(DATASET EXTRACT)

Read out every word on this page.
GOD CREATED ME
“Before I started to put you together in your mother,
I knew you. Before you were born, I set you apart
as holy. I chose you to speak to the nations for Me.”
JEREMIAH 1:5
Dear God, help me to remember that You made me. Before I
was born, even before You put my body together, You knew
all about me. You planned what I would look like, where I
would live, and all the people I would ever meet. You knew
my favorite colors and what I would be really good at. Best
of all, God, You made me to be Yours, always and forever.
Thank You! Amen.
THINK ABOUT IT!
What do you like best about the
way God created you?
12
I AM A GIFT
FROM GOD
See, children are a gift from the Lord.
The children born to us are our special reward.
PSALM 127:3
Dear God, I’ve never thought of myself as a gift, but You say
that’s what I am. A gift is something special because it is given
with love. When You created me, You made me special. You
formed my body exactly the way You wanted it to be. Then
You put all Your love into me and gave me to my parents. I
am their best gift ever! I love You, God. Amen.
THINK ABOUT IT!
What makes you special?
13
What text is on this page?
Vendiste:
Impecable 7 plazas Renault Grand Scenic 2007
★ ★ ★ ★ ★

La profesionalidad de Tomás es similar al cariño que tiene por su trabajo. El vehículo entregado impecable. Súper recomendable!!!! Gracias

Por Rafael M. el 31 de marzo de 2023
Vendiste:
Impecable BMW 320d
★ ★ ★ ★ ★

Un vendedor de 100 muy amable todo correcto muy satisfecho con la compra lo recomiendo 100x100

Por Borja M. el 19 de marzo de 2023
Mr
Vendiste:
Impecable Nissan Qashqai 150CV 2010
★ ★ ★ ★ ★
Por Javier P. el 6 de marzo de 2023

(WHAT IS REQUIRED)
Above are the records; copy all of them exactly.

(ANSWER)
Read out every word on this page.
GOD CREATED ME
“Before I started to put you together in your mother,
I knew you. Before you were born, I set you apart
as holy. I chose you to speak to the nations for Me.”
JEREMIAH 1:5
Dear God, help me to remember that You made me. Before I
was born, even before You put my body together, You knew
all about me. You planned what I would look like, where I
would live, and all the people I would ever meet. You knew
my favorite colors and what I would be really good at. Best
of all, God, You made me to be Yours, always and forever.
Thank You! Amen.
THINK ABOUT IT!
What do you like best about the
way God created you?
12
I AM A GIFT
FROM GOD
See, children are a gift from the Lord.
The children born to us are our special reward.
PSALM 127:3
Dear God, I’ve never thought of myself as a gift, but You say
that’s what I am. A gift is something special because it is given
with love. When You created me, You made me special. You
formed my body exactly the way You wanted it to be. Then
You put all Your love into me and gave me to my parents. I
am their best gift ever! I love You, God. Amen.
THINK ABOUT IT!
What makes you special?
13
What text is on this page?
Vendiste:
Impecable 7 plazas Renault Grand Scenic 2007
★ ★ ★ ★ ★

La profesionalidad de Tomás es similar al cariño que tiene por su trabajo. El vehículo entregado impecable. Súper recomendable!!!! Gracias

Por Rafael M. el 31 de marzo de 2023
Vendiste:
Impecable BMW 320d
★ ★ ★ ★ ★

Un vendedor de 100 muy amable todo correcto muy satisfecho con la compra lo recomiendo 100x100

Por Borja M. el 19 de marzo de 2023
Mr
Vendiste:
Impecable Nissan Qashqai 150CV 2010
★ ★ ★ ★ ★
Por Javier P. el 6 de marzo de 2023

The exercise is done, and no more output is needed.